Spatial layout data
— START —
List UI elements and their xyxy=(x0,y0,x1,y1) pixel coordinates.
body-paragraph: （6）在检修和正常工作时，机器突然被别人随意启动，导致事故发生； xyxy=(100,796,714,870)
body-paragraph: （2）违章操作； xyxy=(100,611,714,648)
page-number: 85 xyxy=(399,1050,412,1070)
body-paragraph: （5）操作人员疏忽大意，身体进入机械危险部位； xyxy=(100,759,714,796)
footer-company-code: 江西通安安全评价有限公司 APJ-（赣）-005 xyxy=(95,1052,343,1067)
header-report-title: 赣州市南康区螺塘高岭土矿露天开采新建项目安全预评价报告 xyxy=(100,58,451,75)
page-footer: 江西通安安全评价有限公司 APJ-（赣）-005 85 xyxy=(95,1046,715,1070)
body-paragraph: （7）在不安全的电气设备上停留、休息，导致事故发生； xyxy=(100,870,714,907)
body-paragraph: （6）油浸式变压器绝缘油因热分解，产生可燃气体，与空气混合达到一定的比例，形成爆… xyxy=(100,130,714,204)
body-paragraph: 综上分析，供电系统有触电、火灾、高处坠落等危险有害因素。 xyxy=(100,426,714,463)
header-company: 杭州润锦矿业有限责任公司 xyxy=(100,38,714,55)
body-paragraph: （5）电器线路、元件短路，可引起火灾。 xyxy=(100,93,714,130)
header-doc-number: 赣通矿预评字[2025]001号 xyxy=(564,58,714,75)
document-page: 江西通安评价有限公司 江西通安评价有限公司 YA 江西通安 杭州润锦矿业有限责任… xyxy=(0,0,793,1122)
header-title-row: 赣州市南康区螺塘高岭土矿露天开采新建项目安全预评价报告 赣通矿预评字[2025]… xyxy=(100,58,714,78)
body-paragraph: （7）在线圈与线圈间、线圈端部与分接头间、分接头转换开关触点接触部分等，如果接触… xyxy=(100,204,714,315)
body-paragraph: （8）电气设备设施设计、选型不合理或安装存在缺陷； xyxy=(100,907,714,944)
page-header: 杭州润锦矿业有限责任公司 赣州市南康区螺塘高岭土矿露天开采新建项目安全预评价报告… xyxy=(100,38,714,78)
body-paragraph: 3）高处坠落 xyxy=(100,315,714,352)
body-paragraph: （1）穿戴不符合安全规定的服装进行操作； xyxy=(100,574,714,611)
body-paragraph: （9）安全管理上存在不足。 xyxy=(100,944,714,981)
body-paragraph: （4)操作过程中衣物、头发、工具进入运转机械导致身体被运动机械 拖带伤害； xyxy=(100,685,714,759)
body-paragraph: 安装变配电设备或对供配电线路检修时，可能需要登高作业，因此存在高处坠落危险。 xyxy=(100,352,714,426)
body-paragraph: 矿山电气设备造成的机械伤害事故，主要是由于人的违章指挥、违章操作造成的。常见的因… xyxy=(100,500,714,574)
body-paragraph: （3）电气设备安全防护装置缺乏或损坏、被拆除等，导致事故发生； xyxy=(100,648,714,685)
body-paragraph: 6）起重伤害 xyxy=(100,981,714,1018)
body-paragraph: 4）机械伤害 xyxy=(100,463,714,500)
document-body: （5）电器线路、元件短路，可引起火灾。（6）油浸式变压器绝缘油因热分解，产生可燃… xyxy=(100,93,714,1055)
— END —
• [The problem]:
Copy out every line of the listing above word for word.

• [Solution]:
List UI elements and their xyxy=(x0,y0,x1,y1) pixel coordinates.
body-paragraph: （6）在检修和正常工作时，机器突然被别人随意启动，导致事故发生； xyxy=(100,796,714,870)
body-paragraph: （2）违章操作； xyxy=(100,611,714,648)
page-number: 85 xyxy=(399,1050,412,1070)
body-paragraph: （5）操作人员疏忽大意，身体进入机械危险部位； xyxy=(100,759,714,796)
footer-company-code: 江西通安安全评价有限公司 APJ-（赣）-005 xyxy=(95,1052,343,1067)
header-report-title: 赣州市南康区螺塘高岭土矿露天开采新建项目安全预评价报告 xyxy=(100,58,451,75)
page-footer: 江西通安安全评价有限公司 APJ-（赣）-005 85 xyxy=(95,1046,715,1070)
body-paragraph: （7）在不安全的电气设备上停留、休息，导致事故发生； xyxy=(100,870,714,907)
body-paragraph: （6）油浸式变压器绝缘油因热分解，产生可燃气体，与空气混合达到一定的比例，形成爆… xyxy=(100,130,714,204)
body-paragraph: 综上分析，供电系统有触电、火灾、高处坠落等危险有害因素。 xyxy=(100,426,714,463)
header-company: 杭州润锦矿业有限责任公司 xyxy=(100,38,714,55)
body-paragraph: （5）电器线路、元件短路，可引起火灾。 xyxy=(100,93,714,130)
header-doc-number: 赣通矿预评字[2025]001号 xyxy=(564,58,714,75)
document-page: 江西通安评价有限公司 江西通安评价有限公司 YA 江西通安 杭州润锦矿业有限责任… xyxy=(0,0,793,1122)
header-title-row: 赣州市南康区螺塘高岭土矿露天开采新建项目安全预评价报告 赣通矿预评字[2025]… xyxy=(100,58,714,78)
body-paragraph: （7）在线圈与线圈间、线圈端部与分接头间、分接头转换开关触点接触部分等，如果接触… xyxy=(100,204,714,315)
body-paragraph: （8）电气设备设施设计、选型不合理或安装存在缺陷； xyxy=(100,907,714,944)
page-header: 杭州润锦矿业有限责任公司 赣州市南康区螺塘高岭土矿露天开采新建项目安全预评价报告… xyxy=(100,38,714,78)
body-paragraph: 3）高处坠落 xyxy=(100,315,714,352)
body-paragraph: （1）穿戴不符合安全规定的服装进行操作； xyxy=(100,574,714,611)
body-paragraph: （9）安全管理上存在不足。 xyxy=(100,944,714,981)
body-paragraph: （4)操作过程中衣物、头发、工具进入运转机械导致身体被运动机械 拖带伤害； xyxy=(100,685,714,759)
body-paragraph: 安装变配电设备或对供配电线路检修时，可能需要登高作业，因此存在高处坠落危险。 xyxy=(100,352,714,426)
body-paragraph: 矿山电气设备造成的机械伤害事故，主要是由于人的违章指挥、违章操作造成的。常见的因… xyxy=(100,500,714,574)
body-paragraph: （3）电气设备安全防护装置缺乏或损坏、被拆除等，导致事故发生； xyxy=(100,648,714,685)
body-paragraph: 6）起重伤害 xyxy=(100,981,714,1018)
body-paragraph: 4）机械伤害 xyxy=(100,463,714,500)
document-body: （5）电器线路、元件短路，可引起火灾。（6）油浸式变压器绝缘油因热分解，产生可燃… xyxy=(100,93,714,1055)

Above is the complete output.